* Data excerpts
— begin —

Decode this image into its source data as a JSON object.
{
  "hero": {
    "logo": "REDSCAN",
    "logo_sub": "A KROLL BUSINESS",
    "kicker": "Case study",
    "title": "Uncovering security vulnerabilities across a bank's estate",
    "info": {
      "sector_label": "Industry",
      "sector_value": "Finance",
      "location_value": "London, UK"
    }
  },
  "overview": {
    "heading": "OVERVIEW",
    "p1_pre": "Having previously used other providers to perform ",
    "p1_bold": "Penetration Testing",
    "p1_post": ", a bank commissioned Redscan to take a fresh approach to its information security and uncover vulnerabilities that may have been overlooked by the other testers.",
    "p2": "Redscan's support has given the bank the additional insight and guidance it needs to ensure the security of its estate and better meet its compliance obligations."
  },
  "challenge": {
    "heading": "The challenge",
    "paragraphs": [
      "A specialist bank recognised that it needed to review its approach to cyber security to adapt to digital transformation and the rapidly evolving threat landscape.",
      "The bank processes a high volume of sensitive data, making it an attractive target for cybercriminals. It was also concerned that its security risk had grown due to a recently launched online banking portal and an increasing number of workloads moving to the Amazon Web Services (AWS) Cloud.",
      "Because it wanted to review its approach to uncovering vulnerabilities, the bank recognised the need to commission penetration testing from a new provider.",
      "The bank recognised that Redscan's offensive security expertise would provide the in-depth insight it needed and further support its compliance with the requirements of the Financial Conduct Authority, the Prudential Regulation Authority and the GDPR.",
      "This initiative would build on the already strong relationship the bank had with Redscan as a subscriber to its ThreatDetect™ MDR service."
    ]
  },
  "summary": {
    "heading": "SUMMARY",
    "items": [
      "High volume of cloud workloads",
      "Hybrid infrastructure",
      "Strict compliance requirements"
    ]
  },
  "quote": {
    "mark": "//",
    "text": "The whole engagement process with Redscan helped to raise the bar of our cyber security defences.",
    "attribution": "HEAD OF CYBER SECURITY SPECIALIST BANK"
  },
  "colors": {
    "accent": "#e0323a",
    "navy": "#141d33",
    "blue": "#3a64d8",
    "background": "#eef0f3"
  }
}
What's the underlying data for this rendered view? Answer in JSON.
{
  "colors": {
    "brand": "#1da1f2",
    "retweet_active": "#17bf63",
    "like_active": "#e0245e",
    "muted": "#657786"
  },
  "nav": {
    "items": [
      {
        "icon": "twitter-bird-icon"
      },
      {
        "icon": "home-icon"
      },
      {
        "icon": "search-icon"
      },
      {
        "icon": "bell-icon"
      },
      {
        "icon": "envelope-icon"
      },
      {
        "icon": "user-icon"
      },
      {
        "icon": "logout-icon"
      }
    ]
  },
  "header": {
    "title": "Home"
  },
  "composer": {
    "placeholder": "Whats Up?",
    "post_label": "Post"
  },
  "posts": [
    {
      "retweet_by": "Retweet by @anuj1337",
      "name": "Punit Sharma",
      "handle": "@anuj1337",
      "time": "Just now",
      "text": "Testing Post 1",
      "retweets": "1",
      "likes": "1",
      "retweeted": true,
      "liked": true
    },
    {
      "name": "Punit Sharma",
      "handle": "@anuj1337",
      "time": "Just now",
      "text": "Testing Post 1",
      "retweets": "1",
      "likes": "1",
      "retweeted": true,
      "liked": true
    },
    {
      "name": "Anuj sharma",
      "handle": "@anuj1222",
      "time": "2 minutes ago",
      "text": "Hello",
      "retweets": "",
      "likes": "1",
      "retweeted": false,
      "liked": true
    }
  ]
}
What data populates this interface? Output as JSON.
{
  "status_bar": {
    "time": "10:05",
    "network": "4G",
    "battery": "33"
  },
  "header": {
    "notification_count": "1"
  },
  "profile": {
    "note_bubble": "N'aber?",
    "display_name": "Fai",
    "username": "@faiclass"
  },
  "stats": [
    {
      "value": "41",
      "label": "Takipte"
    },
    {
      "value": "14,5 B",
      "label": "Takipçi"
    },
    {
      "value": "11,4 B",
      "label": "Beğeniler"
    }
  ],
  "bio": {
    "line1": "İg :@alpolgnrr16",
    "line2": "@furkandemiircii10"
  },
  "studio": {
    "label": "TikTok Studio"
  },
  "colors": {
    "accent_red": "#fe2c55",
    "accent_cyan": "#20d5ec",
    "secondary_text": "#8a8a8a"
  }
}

— end —

* Exercise directions
Write out the full set of records exactly as given.

* Finished exercise
Decode this image into its source data as a JSON object.
{
  "hero": {
    "logo": "REDSCAN",
    "logo_sub": "A KROLL BUSINESS",
    "kicker": "Case study",
    "title": "Uncovering security vulnerabilities across a bank's estate",
    "info": {
      "sector_label": "Industry",
      "sector_value": "Finance",
      "location_value": "London, UK"
    }
  },
  "overview": {
    "heading": "OVERVIEW",
    "p1_pre": "Having previously used other providers to perform ",
    "p1_bold": "Penetration Testing",
    "p1_post": ", a bank commissioned Redscan to take a fresh approach to its information security and uncover vulnerabilities that may have been overlooked by the other testers.",
    "p2": "Redscan's support has given the bank the additional insight and guidance it needs to ensure the security of its estate and better meet its compliance obligations."
  },
  "challenge": {
    "heading": "The challenge",
    "paragraphs": [
      "A specialist bank recognised that it needed to review its approach to cyber security to adapt to digital transformation and the rapidly evolving threat landscape.",
      "The bank processes a high volume of sensitive data, making it an attractive target for cybercriminals. It was also concerned that its security risk had grown due to a recently launched online banking portal and an increasing number of workloads moving to the Amazon Web Services (AWS) Cloud.",
      "Because it wanted to review its approach to uncovering vulnerabilities, the bank recognised the need to commission penetration testing from a new provider.",
      "The bank recognised that Redscan's offensive security expertise would provide the in-depth insight it needed and further support its compliance with the requirements of the Financial Conduct Authority, the Prudential Regulation Authority and the GDPR.",
      "This initiative would build on the already strong relationship the bank had with Redscan as a subscriber to its ThreatDetect™ MDR service."
    ]
  },
  "summary": {
    "heading": "SUMMARY",
    "items": [
      "High volume of cloud workloads",
      "Hybrid infrastructure",
      "Strict compliance requirements"
    ]
  },
  "quote": {
    "mark": "//",
    "text": "The whole engagement process with Redscan helped to raise the bar of our cyber security defences.",
    "attribution": "HEAD OF CYBER SECURITY SPECIALIST BANK"
  },
  "colors": {
    "accent": "#e0323a",
    "navy": "#141d33",
    "blue": "#3a64d8",
    "background": "#eef0f3"
  }
}
What's the underlying data for this rendered view? Answer in JSON.
{
  "colors": {
    "brand": "#1da1f2",
    "retweet_active": "#17bf63",
    "like_active": "#e0245e",
    "muted": "#657786"
  },
  "nav": {
    "items": [
      {
        "icon": "twitter-bird-icon"
      },
      {
        "icon": "home-icon"
      },
      {
        "icon": "search-icon"
      },
      {
        "icon": "bell-icon"
      },
      {
        "icon": "envelope-icon"
      },
      {
        "icon": "user-icon"
      },
      {
        "icon": "logout-icon"
      }
    ]
  },
  "header": {
    "title": "Home"
  },
  "composer": {
    "placeholder": "Whats Up?",
    "post_label": "Post"
  },
  "posts": [
    {
      "retweet_by": "Retweet by @anuj1337",
      "name": "Punit Sharma",
      "handle": "@anuj1337",
      "time": "Just now",
      "text": "Testing Post 1",
      "retweets": "1",
      "likes": "1",
      "retweeted": true,
      "liked": true
    },
    {
      "name": "Punit Sharma",
      "handle": "@anuj1337",
      "time": "Just now",
      "text": "Testing Post 1",
      "retweets": "1",
      "likes": "1",
      "retweeted": true,
      "liked": true
    },
    {
      "name": "Anuj sharma",
      "handle": "@anuj1222",
      "time": "2 minutes ago",
      "text": "Hello",
      "retweets": "",
      "likes": "1",
      "retweeted": false,
      "liked": true
    }
  ]
}
What data populates this interface? Output as JSON.
{
  "status_bar": {
    "time": "10:05",
    "network": "4G",
    "battery": "33"
  },
  "header": {
    "notification_count": "1"
  },
  "profile": {
    "note_bubble": "N'aber?",
    "display_name": "Fai",
    "username": "@faiclass"
  },
  "stats": [
    {
      "value": "41",
      "label": "Takipte"
    },
    {
      "value": "14,5 B",
      "label": "Takipçi"
    },
    {
      "value": "11,4 B",
      "label": "Beğeniler"
    }
  ],
  "bio": {
    "line1": "İg :@alpolgnrr16",
    "line2": "@furkandemiircii10"
  },
  "studio": {
    "label": "TikTok Studio"
  },
  "colors": {
    "accent_red": "#fe2c55",
    "accent_cyan": "#20d5ec",
    "secondary_text": "#8a8a8a"
  }
}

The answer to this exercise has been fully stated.